**WHAT IS EXPECTED**
Without the pictures, return each record as it appears.

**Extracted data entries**

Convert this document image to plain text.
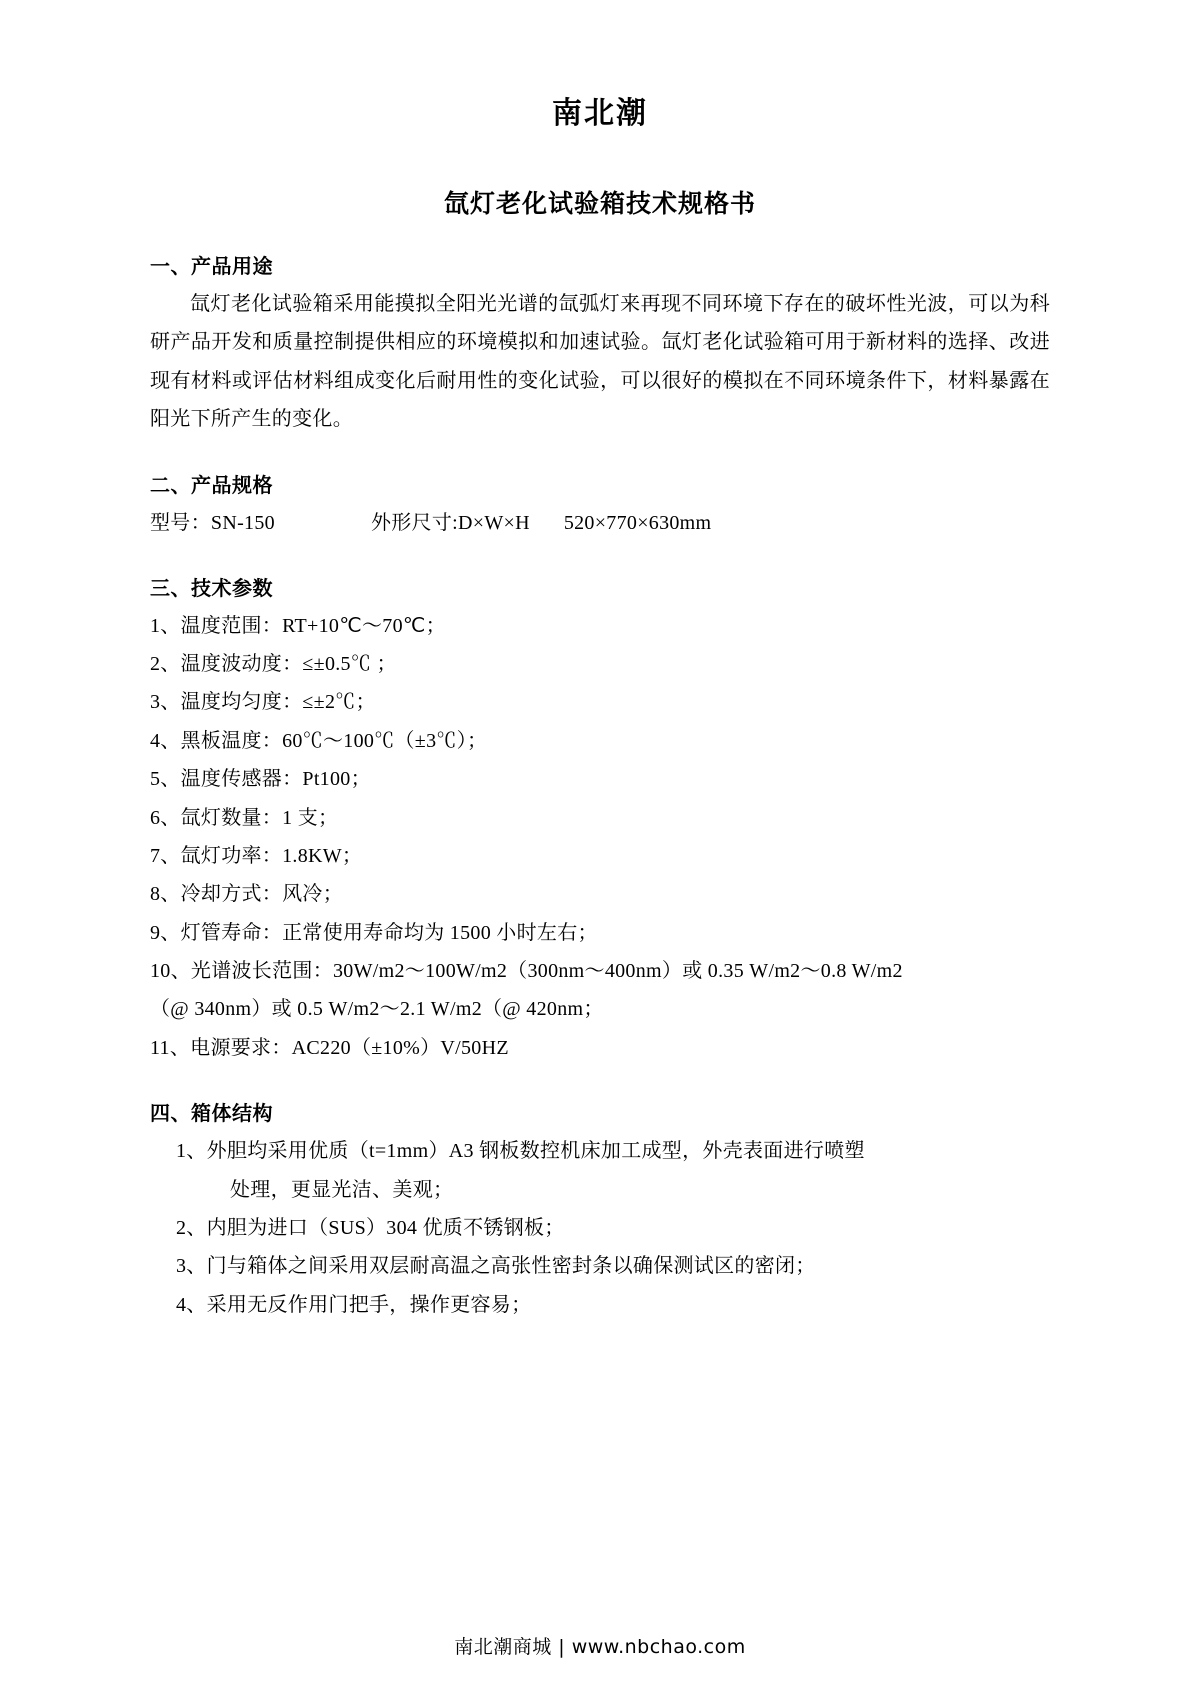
南北潮
氙灯老化试验箱技术规格书
一、产品用途

氙灯老化试验箱采用能摸拟全阳光光谱的氙弧灯来再现不同环境下存在的破坏性光波，可以为科研产品开发和质量控制提供相应的环境模拟和加速试验。氙灯老化试验箱可用于新材料的选择、改进现有材料或评估材料组成变化后耐用性的变化试验，可以很好的模拟在不同环境条件下，材料暴露在阳光下所产生的变化。

二、产品规格

型号：SN-150	外形尺寸:D×W×H 520×770×630mm

三、技术参数

1、温度范围：RT+10℃～70℃；

2、温度波动度：≤±0.5℃ ；

3、温度均匀度：≤±2℃；

4、黑板温度：60℃～100℃（±3℃）；

5、温度传感器：Pt100；

6、氙灯数量：1 支；

7、氙灯功率：1.8KW；

8、冷却方式：风冷；

9、灯管寿命：正常使用寿命均为 1500 小时左右；

10、光谱波长范围：30W/m2～100W/m2（300nm～400nm）或 0.35 W/m2～0.8 W/m2
（@ 340nm）或 0.5 W/m2～2.1 W/m2（@ 420nm；

11、电源要求：AC220（±10%）V/50HZ

四、箱体结构

1、外胆均采用优质（t=1mm）A3 钢板数控机床加工成型，外壳表面进行喷塑
处理，更显光洁、美观；

2、内胆为进口（SUS）304 优质不锈钢板；

3、门与箱体之间采用双层耐高温之高张性密封条以确保测试区的密闭；

4、采用无反作用门把手，操作更容易；

南北潮商城 | www.nbchao.com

**FINISHED ANSWER**
Convert this document image to plain text.
南北潮
氙灯老化试验箱技术规格书
一、产品用途

氙灯老化试验箱采用能摸拟全阳光光谱的氙弧灯来再现不同环境下存在的破坏性光波，可以为科研产品开发和质量控制提供相应的环境模拟和加速试验。氙灯老化试验箱可用于新材料的选择、改进现有材料或评估材料组成变化后耐用性的变化试验，可以很好的模拟在不同环境条件下，材料暴露在阳光下所产生的变化。

二、产品规格

型号：SN-150	外形尺寸:D×W×H 520×770×630mm

三、技术参数

1、温度范围：RT+10℃～70℃；

2、温度波动度：≤±0.5℃ ；

3、温度均匀度：≤±2℃；

4、黑板温度：60℃～100℃（±3℃）；

5、温度传感器：Pt100；

6、氙灯数量：1 支；

7、氙灯功率：1.8KW；

8、冷却方式：风冷；

9、灯管寿命：正常使用寿命均为 1500 小时左右；

10、光谱波长范围：30W/m2～100W/m2（300nm～400nm）或 0.35 W/m2～0.8 W/m2
（@ 340nm）或 0.5 W/m2～2.1 W/m2（@ 420nm；

11、电源要求：AC220（±10%）V/50HZ

四、箱体结构

1、外胆均采用优质（t=1mm）A3 钢板数控机床加工成型，外壳表面进行喷塑
处理，更显光洁、美观；

2、内胆为进口（SUS）304 优质不锈钢板；

3、门与箱体之间采用双层耐高温之高张性密封条以确保测试区的密闭；

4、采用无反作用门把手，操作更容易；

南北潮商城 | www.nbchao.com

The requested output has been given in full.